## [DIRECTION]
All of the data that follows should be retyped exactly, please, except the pictures.

## [THE DATA]
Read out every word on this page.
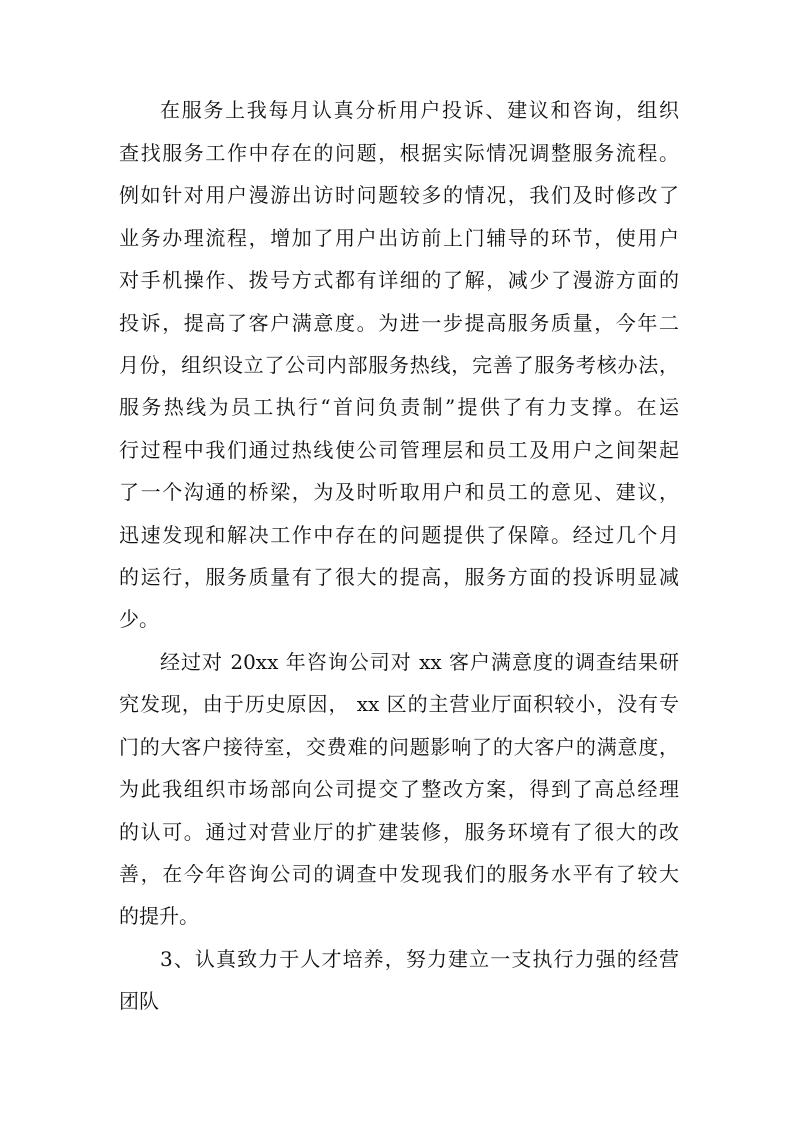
在服务上我每月认真分析用户投诉、建议和咨询，组织
查找服务工作中存在的问题，根据实际情况调整服务流程。
例如针对用户漫游出访时问题较多的情况，我们及时修改了
业务办理流程，增加了用户出访前上门辅导的环节，使用户
对手机操作、拨号方式都有详细的了解，减少了漫游方面的
投诉，提高了客户满意度。为进一步提高服务质量，今年二
月份，组织设立了公司内部服务热线，完善了服务考核办法，
服务热线为员工执行“首问负责制”提供了有力支撑。在运
行过程中我们通过热线使公司管理层和员工及用户之间架起
了一个沟通的桥梁，为及时听取用户和员工的意见、建议，
迅速发现和解决工作中存在的问题提供了保障。经过几个月
的运行，服务质量有了很大的提高，服务方面的投诉明显减
少。
经过对 20xx 年咨询公司对 xx 客户满意度的调查结果研
究发现，由于历史原因， xx 区的主营业厅面积较小，没有专
门的大客户接待室，交费难的问题影响了的大客户的满意度，
为此我组织市场部向公司提交了整改方案，得到了高总经理
的认可。通过对营业厅的扩建装修，服务环境有了很大的改
善，在今年咨询公司的调查中发现我们的服务水平有了较大
的提升。
3、认真致力于人才培养，努力建立一支执行力强的经营
团队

## [THE OUTPUT]
Read out every word on this page.
在服务上我每月认真分析用户投诉、建议和咨询，组织
查找服务工作中存在的问题，根据实际情况调整服务流程。
例如针对用户漫游出访时问题较多的情况，我们及时修改了
业务办理流程，增加了用户出访前上门辅导的环节，使用户
对手机操作、拨号方式都有详细的了解，减少了漫游方面的
投诉，提高了客户满意度。为进一步提高服务质量，今年二
月份，组织设立了公司内部服务热线，完善了服务考核办法，
服务热线为员工执行“首问负责制”提供了有力支撑。在运
行过程中我们通过热线使公司管理层和员工及用户之间架起
了一个沟通的桥梁，为及时听取用户和员工的意见、建议，
迅速发现和解决工作中存在的问题提供了保障。经过几个月
的运行，服务质量有了很大的提高，服务方面的投诉明显减
少。
经过对 20xx 年咨询公司对 xx 客户满意度的调查结果研
究发现，由于历史原因， xx 区的主营业厅面积较小，没有专
门的大客户接待室，交费难的问题影响了的大客户的满意度，
为此我组织市场部向公司提交了整改方案，得到了高总经理
的认可。通过对营业厅的扩建装修，服务环境有了很大的改
善，在今年咨询公司的调查中发现我们的服务水平有了较大
的提升。
3、认真致力于人才培养，努力建立一支执行力强的经营
团队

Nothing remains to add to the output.